>> Start GIVEN DATA

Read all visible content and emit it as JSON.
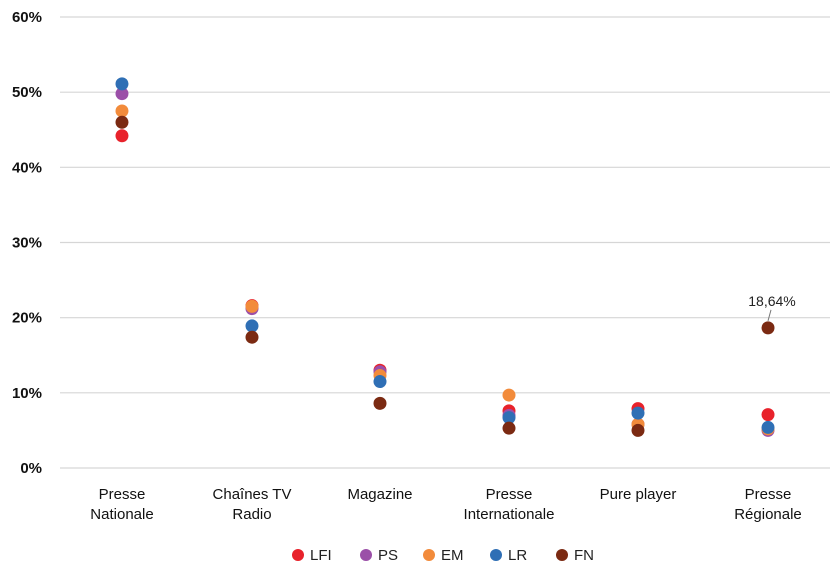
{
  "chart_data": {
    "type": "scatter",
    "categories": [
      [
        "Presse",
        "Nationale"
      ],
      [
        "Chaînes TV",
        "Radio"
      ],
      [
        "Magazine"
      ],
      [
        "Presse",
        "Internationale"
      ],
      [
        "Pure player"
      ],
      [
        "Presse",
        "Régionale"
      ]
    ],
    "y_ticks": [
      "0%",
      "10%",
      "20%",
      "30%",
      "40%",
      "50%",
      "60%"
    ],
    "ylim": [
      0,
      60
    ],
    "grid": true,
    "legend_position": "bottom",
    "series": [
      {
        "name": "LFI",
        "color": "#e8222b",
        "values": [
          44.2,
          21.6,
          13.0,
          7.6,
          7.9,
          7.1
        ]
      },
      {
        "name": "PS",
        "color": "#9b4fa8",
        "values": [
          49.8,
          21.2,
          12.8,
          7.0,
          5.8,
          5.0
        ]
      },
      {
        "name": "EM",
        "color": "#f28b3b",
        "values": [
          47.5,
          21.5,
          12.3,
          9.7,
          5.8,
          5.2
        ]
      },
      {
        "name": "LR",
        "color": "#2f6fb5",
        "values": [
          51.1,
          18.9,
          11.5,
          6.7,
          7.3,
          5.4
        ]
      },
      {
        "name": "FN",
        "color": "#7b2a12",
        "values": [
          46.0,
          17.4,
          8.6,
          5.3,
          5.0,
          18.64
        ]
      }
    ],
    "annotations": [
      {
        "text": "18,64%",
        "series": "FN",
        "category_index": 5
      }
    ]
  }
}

>> End GIVEN DATA
>> Start GIVEN DATA

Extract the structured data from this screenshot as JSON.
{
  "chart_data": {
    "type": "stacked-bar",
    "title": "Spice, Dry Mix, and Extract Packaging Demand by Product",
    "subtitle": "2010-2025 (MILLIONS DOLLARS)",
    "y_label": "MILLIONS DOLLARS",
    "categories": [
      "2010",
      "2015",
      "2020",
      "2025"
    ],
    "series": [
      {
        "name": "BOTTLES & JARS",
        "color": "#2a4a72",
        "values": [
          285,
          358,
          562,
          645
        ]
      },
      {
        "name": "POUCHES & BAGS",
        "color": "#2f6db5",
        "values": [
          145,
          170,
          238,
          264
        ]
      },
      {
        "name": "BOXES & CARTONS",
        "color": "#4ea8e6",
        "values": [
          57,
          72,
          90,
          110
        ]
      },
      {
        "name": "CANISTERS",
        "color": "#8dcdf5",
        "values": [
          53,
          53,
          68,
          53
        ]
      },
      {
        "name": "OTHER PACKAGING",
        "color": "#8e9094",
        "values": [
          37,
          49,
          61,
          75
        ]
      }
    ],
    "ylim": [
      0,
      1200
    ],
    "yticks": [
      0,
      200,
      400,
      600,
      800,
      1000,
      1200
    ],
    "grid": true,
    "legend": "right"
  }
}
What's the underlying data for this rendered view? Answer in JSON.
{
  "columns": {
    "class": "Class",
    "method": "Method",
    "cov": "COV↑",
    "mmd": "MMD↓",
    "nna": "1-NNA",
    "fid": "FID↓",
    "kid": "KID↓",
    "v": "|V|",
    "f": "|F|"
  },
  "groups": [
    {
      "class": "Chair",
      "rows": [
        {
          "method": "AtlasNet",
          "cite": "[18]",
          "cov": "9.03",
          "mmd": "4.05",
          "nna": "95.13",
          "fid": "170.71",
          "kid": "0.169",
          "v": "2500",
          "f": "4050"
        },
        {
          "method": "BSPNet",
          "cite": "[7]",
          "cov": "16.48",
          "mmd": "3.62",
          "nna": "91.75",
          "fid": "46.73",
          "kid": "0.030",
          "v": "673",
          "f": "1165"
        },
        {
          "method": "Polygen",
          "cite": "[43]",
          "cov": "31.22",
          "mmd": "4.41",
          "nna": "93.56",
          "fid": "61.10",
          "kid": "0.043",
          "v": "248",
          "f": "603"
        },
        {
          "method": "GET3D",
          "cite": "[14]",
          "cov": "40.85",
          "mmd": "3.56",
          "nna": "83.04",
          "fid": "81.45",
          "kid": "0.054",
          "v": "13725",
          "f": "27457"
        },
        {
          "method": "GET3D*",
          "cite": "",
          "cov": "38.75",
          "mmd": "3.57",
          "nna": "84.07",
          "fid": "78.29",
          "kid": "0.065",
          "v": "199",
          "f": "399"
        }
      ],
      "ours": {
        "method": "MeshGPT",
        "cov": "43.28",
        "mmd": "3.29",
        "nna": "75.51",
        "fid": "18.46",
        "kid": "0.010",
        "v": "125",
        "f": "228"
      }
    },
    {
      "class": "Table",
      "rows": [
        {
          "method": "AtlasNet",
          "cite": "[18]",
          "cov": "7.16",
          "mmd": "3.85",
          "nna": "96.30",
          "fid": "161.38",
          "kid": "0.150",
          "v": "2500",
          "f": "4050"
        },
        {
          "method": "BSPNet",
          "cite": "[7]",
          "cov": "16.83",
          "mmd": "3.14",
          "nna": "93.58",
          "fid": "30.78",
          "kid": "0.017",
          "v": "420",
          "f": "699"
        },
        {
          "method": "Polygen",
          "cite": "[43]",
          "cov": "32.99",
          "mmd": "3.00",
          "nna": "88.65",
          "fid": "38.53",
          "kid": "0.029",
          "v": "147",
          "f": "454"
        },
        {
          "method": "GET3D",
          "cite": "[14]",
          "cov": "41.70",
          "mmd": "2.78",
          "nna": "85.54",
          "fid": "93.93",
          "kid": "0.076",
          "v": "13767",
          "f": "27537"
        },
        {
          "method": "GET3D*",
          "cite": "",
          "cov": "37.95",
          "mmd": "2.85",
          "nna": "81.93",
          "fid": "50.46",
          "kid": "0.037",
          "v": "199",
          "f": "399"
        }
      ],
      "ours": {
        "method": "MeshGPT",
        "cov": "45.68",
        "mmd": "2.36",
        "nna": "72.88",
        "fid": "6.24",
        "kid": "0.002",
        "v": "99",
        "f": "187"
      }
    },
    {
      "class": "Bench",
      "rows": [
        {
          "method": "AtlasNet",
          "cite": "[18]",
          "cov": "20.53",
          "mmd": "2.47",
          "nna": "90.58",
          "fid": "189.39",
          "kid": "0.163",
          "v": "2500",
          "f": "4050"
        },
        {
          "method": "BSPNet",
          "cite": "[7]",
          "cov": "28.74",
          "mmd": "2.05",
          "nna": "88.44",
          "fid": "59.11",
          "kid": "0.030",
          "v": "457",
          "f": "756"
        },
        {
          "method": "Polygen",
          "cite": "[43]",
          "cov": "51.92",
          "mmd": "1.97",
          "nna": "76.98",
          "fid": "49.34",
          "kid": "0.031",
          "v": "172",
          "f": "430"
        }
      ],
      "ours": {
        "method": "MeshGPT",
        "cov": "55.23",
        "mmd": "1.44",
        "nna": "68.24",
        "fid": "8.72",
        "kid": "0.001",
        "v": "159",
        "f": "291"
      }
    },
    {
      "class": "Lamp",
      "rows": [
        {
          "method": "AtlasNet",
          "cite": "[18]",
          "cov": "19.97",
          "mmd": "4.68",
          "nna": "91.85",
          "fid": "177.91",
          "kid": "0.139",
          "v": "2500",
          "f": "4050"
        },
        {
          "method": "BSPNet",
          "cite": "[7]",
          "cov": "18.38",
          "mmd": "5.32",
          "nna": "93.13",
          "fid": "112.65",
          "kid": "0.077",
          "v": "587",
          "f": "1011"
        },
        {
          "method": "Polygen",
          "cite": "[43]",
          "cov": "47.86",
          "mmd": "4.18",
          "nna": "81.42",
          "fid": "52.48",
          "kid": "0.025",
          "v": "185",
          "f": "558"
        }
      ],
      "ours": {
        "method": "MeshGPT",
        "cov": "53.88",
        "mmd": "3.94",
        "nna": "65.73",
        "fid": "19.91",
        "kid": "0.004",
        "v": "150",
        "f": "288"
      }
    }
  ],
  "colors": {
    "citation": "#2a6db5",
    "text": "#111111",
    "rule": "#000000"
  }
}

>> End GIVEN DATA

Copy each line from the data above that includes "DOLLARS".

TASK ANSWER.
    "subtitle": "2010-2025 (MILLIONS DOLLARS)",
    "y_label": "MILLIONS DOLLARS",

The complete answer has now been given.